→ **Exercise brief**
Starting at the line that contains "Transcribe this chart's", restate each line word for word through the final line of the data, keeping both ends.

== Supplied data

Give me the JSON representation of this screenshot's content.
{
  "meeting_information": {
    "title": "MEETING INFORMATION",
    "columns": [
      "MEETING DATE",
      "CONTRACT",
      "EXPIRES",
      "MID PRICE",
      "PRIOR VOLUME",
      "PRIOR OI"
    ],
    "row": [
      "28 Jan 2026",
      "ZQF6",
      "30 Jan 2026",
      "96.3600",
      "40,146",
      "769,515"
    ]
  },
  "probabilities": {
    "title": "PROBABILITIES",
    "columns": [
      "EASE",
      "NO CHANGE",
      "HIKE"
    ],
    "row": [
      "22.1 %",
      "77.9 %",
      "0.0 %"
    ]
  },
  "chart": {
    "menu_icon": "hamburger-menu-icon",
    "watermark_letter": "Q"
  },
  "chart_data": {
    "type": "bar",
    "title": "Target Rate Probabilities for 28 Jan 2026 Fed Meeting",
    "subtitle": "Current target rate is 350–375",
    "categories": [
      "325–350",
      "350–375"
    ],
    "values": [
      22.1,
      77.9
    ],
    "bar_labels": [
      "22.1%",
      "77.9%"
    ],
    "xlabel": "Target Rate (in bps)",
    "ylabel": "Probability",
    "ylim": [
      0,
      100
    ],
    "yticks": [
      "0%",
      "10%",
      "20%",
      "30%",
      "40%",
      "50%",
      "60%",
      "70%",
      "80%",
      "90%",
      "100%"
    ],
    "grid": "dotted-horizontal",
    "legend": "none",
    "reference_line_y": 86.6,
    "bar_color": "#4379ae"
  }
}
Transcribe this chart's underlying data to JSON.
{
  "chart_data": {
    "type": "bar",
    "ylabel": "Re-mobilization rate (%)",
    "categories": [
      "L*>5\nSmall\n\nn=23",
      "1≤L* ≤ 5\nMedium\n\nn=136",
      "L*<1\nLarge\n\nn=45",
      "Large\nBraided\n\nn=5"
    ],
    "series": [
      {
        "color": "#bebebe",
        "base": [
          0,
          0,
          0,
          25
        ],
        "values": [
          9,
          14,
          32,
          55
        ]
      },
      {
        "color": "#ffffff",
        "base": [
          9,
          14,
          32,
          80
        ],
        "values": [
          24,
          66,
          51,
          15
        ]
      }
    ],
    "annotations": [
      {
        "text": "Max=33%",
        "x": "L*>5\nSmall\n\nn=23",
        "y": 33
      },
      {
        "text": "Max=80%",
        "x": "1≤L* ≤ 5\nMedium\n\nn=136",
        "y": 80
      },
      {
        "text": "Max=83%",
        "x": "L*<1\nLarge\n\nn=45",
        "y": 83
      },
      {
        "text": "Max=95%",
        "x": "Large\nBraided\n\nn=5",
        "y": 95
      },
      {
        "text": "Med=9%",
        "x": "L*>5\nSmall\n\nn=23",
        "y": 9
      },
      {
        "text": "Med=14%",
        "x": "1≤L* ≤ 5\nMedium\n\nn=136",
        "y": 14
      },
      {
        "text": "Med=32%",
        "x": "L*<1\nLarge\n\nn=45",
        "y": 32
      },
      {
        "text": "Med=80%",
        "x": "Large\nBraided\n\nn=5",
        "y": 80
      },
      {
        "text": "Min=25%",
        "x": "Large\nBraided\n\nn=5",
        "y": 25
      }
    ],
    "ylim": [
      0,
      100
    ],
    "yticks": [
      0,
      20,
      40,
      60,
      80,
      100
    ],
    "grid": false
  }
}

====

→ **Task response**
Transcribe this chart's underlying data to JSON.
{
  "chart_data": {
    "type": "bar",
    "ylabel": "Re-mobilization rate (%)",
    "categories": [
      "L*>5\nSmall\n\nn=23",
      "1≤L* ≤ 5\nMedium\n\nn=136",
      "L*<1\nLarge\n\nn=45",
      "Large\nBraided\n\nn=5"
    ],
    "series": [
      {
        "color": "#bebebe",
        "base": [
          0,
          0,
          0,
          25
        ],
        "values": [
          9,
          14,
          32,
          55
        ]
      },
      {
        "color": "#ffffff",
        "base": [
          9,
          14,
          32,
          80
        ],
        "values": [
          24,
          66,
          51,
          15
        ]
      }
    ],
    "annotations": [
      {
        "text": "Max=33%",
        "x": "L*>5\nSmall\n\nn=23",
        "y": 33
      },
      {
        "text": "Max=80%",
        "x": "1≤L* ≤ 5\nMedium\n\nn=136",
        "y": 80
      },
      {
        "text": "Max=83%",
        "x": "L*<1\nLarge\n\nn=45",
        "y": 83
      },
      {
        "text": "Max=95%",
        "x": "Large\nBraided\n\nn=5",
        "y": 95
      },
      {
        "text": "Med=9%",
        "x": "L*>5\nSmall\n\nn=23",
        "y": 9
      },
      {
        "text": "Med=14%",
        "x": "1≤L* ≤ 5\nMedium\n\nn=136",
        "y": 14
      },
      {
        "text": "Med=32%",
        "x": "L*<1\nLarge\n\nn=45",
        "y": 32
      },
      {
        "text": "Med=80%",
        "x": "Large\nBraided\n\nn=5",
        "y": 80
      },
      {
        "text": "Min=25%",
        "x": "Large\nBraided\n\nn=5",
        "y": 25
      }
    ],
    "ylim": [
      0,
      100
    ],
    "yticks": [
      0,
      20,
      40,
      60,
      80,
      100
    ],
    "grid": false
  }
}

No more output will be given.